▸ TO DO
Word for word, print every entry below.

▸ EXTRACTED INFORMATION

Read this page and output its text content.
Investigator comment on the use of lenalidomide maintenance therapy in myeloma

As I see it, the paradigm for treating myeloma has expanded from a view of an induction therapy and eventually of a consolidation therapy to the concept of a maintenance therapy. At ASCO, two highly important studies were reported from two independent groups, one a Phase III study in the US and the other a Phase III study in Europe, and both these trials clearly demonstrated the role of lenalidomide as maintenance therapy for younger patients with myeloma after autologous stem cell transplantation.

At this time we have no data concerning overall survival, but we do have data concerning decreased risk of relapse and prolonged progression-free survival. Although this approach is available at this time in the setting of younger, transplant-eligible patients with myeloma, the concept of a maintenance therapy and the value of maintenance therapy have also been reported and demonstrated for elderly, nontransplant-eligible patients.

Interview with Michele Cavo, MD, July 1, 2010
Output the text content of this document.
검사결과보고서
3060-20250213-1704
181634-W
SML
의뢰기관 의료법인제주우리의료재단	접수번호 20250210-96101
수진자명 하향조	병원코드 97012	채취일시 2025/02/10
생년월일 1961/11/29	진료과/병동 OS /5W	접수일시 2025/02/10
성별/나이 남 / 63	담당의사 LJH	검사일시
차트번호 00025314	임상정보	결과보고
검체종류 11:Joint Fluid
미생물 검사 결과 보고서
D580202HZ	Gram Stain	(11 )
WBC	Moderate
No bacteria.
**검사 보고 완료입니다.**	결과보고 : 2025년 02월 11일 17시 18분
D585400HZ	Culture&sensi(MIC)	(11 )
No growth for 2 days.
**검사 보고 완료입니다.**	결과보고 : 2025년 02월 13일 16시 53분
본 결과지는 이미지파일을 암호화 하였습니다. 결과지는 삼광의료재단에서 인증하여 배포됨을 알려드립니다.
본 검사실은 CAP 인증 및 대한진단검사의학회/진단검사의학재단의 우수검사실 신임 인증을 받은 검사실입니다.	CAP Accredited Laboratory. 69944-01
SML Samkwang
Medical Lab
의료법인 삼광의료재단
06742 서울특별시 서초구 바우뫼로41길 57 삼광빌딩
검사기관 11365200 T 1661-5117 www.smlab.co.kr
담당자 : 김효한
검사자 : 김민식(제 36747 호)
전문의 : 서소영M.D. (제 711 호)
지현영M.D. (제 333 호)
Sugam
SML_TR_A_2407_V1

▸ SOLUTION TO THIS EXERCISE
Read this page and output its text content.
Investigator comment on the use of lenalidomide maintenance therapy in myeloma

As I see it, the paradigm for treating myeloma has expanded from a view of an induction therapy and eventually of a consolidation therapy to the concept of a maintenance therapy. At ASCO, two highly important studies were reported from two independent groups, one a Phase III study in the US and the other a Phase III study in Europe, and both these trials clearly demonstrated the role of lenalidomide as maintenance therapy for younger patients with myeloma after autologous stem cell transplantation.

At this time we have no data concerning overall survival, but we do have data concerning decreased risk of relapse and prolonged progression-free survival. Although this approach is available at this time in the setting of younger, transplant-eligible patients with myeloma, the concept of a maintenance therapy and the value of maintenance therapy have also been reported and demonstrated for elderly, nontransplant-eligible patients.

Interview with Michele Cavo, MD, July 1, 2010
Output the text content of this document.
검사결과보고서
3060-20250213-1704
181634-W
SML
의뢰기관 의료법인제주우리의료재단	접수번호 20250210-96101
수진자명 하향조	병원코드 97012	채취일시 2025/02/10
생년월일 1961/11/29	진료과/병동 OS /5W	접수일시 2025/02/10
성별/나이 남 / 63	담당의사 LJH	검사일시
차트번호 00025314	임상정보	결과보고
검체종류 11:Joint Fluid
미생물 검사 결과 보고서
D580202HZ	Gram Stain	(11 )
WBC	Moderate
No bacteria.
**검사 보고 완료입니다.**	결과보고 : 2025년 02월 11일 17시 18분
D585400HZ	Culture&sensi(MIC)	(11 )
No growth for 2 days.
**검사 보고 완료입니다.**	결과보고 : 2025년 02월 13일 16시 53분
본 결과지는 이미지파일을 암호화 하였습니다. 결과지는 삼광의료재단에서 인증하여 배포됨을 알려드립니다.
본 검사실은 CAP 인증 및 대한진단검사의학회/진단검사의학재단의 우수검사실 신임 인증을 받은 검사실입니다.	CAP Accredited Laboratory. 69944-01
SML Samkwang
Medical Lab
의료법인 삼광의료재단
06742 서울특별시 서초구 바우뫼로41길 57 삼광빌딩
검사기관 11365200 T 1661-5117 www.smlab.co.kr
담당자 : 김효한
검사자 : 김민식(제 36747 호)
전문의 : 서소영M.D. (제 711 호)
지현영M.D. (제 333 호)
Sugam
SML_TR_A_2407_V1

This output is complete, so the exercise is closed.